● Objective: Tell how many lines in these records contain the string "content", with only the number as the reply.
-- Start of Dataset records --
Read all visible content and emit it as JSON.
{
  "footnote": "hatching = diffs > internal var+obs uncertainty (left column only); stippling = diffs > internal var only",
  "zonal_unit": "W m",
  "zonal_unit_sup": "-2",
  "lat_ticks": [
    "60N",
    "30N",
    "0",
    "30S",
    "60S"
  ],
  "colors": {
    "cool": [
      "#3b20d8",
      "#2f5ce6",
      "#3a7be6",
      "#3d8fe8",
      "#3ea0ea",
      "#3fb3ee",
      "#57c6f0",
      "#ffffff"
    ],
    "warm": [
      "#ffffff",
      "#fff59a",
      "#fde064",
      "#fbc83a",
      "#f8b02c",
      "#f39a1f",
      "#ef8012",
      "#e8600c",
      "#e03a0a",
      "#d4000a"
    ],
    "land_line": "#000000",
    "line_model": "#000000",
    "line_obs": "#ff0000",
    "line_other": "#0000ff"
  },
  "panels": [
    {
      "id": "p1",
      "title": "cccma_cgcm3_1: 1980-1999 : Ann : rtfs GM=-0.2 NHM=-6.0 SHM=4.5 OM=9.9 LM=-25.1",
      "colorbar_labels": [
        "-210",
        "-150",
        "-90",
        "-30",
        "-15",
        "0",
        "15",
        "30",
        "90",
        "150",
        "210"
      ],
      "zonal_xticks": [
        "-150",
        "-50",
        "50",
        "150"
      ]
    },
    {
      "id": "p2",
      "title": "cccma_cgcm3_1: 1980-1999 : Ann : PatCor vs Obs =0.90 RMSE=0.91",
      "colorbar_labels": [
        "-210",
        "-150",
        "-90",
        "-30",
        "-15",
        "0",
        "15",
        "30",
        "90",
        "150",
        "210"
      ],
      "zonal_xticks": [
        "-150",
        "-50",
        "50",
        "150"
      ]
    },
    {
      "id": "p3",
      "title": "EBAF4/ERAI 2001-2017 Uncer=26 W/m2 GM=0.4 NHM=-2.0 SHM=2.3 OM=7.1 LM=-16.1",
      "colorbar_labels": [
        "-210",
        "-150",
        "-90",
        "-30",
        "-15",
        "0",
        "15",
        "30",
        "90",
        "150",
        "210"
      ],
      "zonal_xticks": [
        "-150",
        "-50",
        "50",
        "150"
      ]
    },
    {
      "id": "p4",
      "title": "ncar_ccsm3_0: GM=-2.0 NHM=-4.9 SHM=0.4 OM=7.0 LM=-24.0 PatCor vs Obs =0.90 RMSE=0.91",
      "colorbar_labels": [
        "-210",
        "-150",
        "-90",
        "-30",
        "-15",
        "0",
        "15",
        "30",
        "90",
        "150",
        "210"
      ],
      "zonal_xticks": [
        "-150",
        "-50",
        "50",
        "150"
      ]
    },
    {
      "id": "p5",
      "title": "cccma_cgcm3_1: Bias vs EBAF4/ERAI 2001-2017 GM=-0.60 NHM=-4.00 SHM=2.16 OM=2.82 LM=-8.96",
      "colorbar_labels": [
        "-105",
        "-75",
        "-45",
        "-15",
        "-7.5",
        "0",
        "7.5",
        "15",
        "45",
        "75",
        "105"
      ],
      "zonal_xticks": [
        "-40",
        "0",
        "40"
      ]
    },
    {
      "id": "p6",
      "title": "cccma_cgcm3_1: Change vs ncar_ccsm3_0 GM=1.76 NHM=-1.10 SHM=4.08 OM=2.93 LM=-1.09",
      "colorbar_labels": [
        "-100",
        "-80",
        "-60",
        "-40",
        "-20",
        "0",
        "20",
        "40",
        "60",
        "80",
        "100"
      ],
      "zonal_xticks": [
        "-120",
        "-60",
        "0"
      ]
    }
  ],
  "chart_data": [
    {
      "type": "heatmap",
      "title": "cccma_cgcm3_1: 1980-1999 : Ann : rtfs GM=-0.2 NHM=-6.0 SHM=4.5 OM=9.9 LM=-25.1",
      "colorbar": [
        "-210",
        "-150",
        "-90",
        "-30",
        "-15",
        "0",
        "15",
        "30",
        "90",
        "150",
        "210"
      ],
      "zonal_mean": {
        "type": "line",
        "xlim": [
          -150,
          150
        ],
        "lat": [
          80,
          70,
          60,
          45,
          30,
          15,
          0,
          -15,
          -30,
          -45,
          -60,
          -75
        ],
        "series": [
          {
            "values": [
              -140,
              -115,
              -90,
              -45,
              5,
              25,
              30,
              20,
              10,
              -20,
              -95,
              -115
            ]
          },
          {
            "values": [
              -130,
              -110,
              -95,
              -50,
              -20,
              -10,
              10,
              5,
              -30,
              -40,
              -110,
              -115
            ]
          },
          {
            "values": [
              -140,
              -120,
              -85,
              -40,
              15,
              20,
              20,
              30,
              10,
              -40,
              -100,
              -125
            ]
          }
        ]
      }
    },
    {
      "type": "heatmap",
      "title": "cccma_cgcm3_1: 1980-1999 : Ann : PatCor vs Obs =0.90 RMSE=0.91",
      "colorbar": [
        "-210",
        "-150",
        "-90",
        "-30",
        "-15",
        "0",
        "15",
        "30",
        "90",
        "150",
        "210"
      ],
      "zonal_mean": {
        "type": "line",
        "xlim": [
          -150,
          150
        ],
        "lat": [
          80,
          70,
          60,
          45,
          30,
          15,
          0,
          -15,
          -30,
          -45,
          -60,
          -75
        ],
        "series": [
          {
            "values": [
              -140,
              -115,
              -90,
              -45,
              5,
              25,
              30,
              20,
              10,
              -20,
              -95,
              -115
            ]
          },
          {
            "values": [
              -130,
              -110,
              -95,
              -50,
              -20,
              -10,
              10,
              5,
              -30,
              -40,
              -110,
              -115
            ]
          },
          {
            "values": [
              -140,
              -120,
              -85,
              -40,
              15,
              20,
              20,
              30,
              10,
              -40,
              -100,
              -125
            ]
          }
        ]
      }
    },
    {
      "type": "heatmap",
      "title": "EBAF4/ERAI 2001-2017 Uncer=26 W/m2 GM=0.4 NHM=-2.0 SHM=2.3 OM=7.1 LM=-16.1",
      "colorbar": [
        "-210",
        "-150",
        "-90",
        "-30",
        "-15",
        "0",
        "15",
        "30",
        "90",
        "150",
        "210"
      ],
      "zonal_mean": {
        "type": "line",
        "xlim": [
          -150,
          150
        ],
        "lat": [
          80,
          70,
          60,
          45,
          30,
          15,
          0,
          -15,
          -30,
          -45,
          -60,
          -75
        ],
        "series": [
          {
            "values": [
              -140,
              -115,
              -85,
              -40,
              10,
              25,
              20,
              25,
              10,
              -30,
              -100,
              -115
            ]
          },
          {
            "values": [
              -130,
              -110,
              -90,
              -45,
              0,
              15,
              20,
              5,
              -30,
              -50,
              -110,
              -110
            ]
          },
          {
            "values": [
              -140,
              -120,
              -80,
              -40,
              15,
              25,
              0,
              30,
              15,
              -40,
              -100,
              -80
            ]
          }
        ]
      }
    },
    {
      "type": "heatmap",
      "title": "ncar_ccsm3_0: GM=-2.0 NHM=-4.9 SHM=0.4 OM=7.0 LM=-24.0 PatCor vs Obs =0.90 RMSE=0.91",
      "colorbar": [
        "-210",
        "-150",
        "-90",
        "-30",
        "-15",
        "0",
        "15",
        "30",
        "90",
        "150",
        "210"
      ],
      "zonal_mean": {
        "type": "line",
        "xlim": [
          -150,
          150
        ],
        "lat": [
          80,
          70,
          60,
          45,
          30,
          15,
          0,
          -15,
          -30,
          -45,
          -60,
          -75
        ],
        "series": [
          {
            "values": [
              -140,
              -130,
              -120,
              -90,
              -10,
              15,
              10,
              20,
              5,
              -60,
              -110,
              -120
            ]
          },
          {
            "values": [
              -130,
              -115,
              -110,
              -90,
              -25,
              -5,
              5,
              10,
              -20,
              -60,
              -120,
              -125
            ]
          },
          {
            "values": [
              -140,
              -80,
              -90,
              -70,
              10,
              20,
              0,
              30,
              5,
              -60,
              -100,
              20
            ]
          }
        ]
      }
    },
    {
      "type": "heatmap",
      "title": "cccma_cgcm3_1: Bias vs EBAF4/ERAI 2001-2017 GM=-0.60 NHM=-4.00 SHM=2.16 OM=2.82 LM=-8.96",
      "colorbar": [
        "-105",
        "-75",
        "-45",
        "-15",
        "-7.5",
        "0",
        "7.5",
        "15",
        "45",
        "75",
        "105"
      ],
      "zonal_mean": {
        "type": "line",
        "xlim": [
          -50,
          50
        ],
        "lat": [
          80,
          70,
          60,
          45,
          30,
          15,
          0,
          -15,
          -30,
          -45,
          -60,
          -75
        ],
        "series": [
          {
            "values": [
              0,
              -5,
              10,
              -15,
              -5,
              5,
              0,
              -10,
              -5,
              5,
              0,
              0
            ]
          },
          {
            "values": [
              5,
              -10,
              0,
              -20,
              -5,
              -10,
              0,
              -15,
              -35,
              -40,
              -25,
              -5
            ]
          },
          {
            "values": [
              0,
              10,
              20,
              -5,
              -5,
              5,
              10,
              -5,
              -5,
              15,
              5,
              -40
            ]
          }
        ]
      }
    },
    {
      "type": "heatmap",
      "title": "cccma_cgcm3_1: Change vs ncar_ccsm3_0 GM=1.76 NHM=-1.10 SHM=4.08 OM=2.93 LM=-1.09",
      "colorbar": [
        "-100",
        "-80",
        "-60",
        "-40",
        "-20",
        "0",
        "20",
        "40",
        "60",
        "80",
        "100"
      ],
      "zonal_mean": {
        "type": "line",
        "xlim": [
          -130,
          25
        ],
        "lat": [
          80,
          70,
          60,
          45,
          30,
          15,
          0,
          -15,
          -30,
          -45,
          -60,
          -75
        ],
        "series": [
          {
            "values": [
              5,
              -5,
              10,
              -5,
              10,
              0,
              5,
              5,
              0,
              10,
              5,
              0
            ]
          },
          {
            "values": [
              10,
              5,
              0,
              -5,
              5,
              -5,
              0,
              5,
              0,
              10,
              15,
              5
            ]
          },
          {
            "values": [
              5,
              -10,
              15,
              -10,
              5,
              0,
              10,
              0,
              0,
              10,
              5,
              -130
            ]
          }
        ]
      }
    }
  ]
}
-- End of Dataset records --
-- Start of Dataset records --
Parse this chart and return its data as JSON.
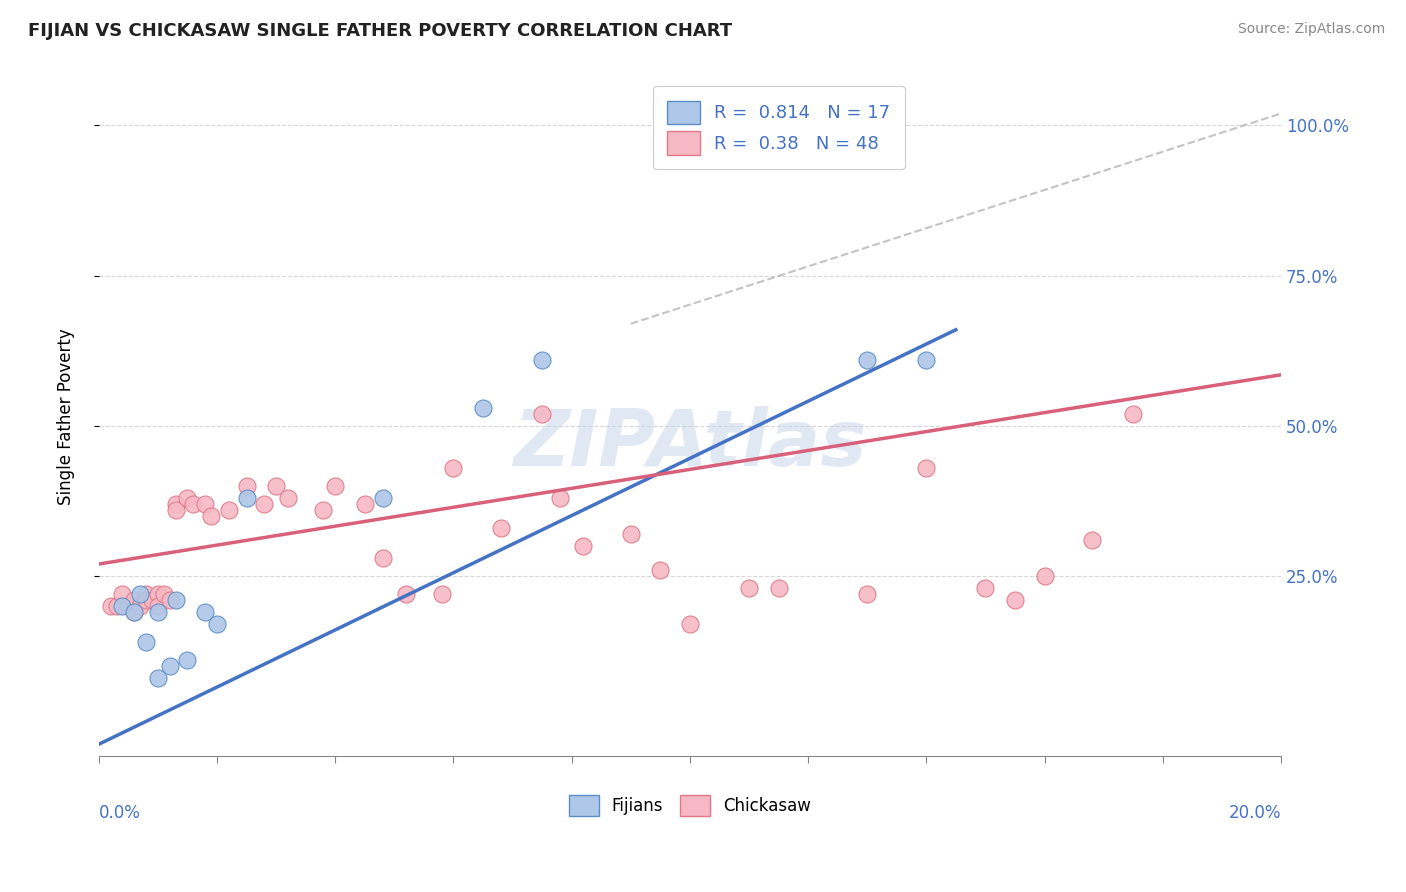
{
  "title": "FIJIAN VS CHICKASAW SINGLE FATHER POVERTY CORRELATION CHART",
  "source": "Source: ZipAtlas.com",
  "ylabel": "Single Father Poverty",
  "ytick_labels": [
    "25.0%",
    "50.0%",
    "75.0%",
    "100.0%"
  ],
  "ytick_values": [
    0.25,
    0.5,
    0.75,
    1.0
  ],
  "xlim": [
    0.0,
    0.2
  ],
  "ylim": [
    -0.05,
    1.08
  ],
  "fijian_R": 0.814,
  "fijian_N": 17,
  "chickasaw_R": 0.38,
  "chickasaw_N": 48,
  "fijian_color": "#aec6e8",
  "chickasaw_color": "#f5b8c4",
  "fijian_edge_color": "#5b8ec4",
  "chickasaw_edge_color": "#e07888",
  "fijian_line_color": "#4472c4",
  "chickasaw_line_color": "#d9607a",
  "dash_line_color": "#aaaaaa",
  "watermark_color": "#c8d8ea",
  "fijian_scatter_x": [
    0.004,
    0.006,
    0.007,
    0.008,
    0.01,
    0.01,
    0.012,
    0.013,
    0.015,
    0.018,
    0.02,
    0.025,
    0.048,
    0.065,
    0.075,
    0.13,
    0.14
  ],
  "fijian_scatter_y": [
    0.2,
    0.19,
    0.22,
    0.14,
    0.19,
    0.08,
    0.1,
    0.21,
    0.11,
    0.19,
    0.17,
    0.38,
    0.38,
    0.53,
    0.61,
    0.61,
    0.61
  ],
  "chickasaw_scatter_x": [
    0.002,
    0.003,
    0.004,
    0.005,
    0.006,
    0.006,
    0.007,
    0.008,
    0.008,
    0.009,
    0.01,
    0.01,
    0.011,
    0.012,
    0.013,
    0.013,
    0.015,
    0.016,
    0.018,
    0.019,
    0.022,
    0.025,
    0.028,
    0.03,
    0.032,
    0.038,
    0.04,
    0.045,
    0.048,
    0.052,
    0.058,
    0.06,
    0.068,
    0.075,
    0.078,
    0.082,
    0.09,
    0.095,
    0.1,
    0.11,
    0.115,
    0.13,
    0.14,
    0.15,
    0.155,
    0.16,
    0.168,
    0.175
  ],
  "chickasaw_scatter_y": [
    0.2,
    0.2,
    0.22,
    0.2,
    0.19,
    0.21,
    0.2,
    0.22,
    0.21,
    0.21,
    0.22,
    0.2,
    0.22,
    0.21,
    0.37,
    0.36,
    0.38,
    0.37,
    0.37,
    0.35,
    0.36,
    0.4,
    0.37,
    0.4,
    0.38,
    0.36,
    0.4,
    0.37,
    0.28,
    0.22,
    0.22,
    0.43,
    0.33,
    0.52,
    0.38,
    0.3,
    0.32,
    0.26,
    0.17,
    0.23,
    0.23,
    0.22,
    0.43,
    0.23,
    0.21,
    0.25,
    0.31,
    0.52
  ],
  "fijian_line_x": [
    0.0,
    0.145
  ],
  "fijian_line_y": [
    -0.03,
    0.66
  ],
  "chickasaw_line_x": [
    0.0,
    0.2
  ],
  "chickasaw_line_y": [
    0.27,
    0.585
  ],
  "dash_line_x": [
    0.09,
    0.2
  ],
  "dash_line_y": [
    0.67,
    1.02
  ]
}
-- End of Dataset records --
-- Start of Dataset records --
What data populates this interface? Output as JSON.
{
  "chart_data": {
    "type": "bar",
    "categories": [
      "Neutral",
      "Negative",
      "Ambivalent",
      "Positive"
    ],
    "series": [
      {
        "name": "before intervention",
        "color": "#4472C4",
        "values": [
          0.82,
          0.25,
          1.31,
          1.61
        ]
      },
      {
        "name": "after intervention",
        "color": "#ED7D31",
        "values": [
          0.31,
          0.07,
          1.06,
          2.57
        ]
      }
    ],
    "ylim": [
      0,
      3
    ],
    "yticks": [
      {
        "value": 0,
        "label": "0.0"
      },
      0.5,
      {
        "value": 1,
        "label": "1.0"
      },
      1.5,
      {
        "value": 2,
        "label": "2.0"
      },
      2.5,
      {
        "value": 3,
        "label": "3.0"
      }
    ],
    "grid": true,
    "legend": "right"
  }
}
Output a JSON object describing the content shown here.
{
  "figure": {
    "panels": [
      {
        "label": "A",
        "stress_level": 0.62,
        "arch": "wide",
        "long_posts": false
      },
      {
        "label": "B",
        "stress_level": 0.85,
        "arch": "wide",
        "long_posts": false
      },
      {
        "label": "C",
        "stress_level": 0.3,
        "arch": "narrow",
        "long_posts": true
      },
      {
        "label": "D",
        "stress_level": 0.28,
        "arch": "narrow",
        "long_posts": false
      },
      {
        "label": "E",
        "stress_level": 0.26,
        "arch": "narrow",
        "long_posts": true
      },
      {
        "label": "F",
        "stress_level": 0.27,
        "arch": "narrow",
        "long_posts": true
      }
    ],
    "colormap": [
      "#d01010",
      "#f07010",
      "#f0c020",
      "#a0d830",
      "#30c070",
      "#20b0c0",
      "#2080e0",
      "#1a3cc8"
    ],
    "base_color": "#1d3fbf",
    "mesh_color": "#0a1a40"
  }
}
-- End of Dataset records --
● Exercise solution: 2